What is required ->
Select and reproduce each line of the listing below that bears the string "this".

--- --- ---

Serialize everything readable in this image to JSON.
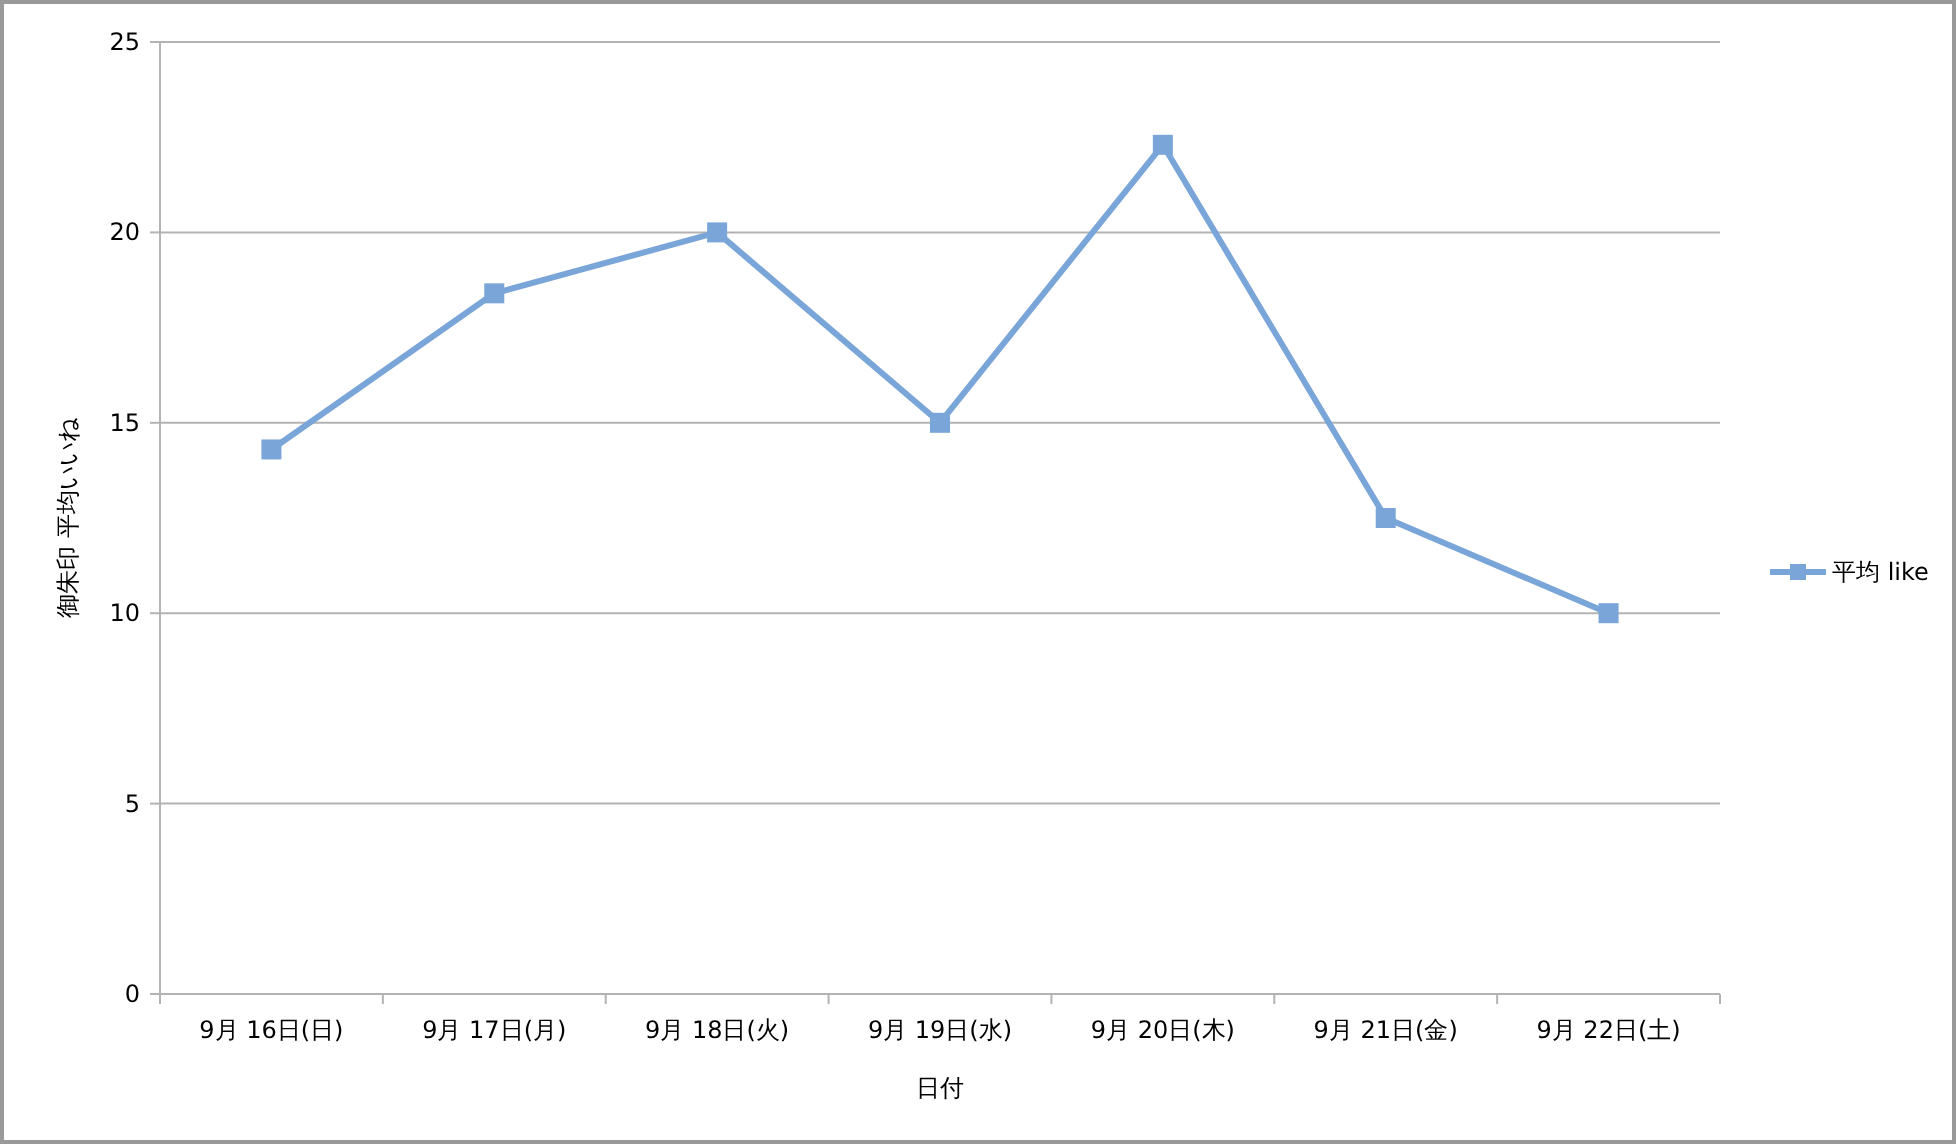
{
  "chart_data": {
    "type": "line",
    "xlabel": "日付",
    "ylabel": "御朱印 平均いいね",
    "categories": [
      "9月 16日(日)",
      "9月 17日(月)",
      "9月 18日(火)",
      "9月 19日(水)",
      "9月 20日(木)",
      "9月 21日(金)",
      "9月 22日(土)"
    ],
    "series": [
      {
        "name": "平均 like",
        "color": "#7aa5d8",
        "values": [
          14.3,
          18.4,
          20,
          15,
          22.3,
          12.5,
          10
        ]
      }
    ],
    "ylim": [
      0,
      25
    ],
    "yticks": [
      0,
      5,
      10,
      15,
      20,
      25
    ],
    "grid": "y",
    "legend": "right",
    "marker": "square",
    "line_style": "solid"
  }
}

--- --- ---

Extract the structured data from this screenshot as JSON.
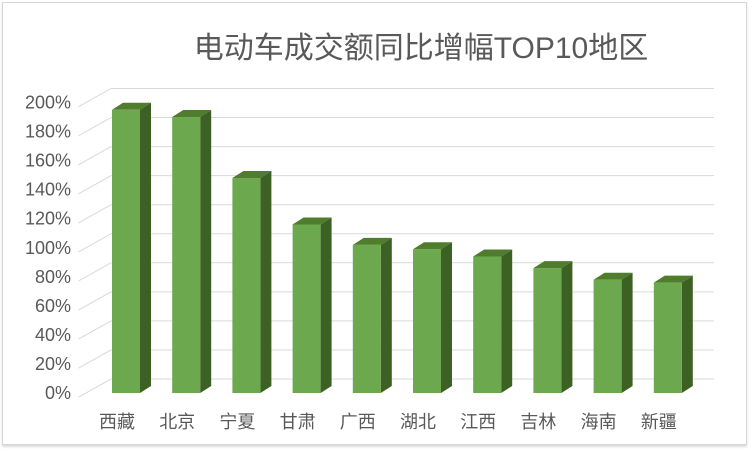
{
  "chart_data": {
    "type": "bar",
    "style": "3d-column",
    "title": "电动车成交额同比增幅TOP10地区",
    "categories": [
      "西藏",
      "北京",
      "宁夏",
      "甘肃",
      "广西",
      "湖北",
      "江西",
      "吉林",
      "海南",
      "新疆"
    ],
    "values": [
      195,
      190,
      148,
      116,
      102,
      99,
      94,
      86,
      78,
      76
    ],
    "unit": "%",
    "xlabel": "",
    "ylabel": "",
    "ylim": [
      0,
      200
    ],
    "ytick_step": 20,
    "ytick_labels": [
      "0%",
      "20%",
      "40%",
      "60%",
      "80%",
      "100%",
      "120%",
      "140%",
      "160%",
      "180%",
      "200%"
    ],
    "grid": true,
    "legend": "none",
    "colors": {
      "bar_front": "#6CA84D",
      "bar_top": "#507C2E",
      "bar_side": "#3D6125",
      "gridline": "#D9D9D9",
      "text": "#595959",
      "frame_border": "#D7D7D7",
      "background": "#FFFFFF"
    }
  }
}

--- --- ---

Exercise output ->
Serialize everything readable in this image to JSON.
Extract the structured data from this screenshot as JSON.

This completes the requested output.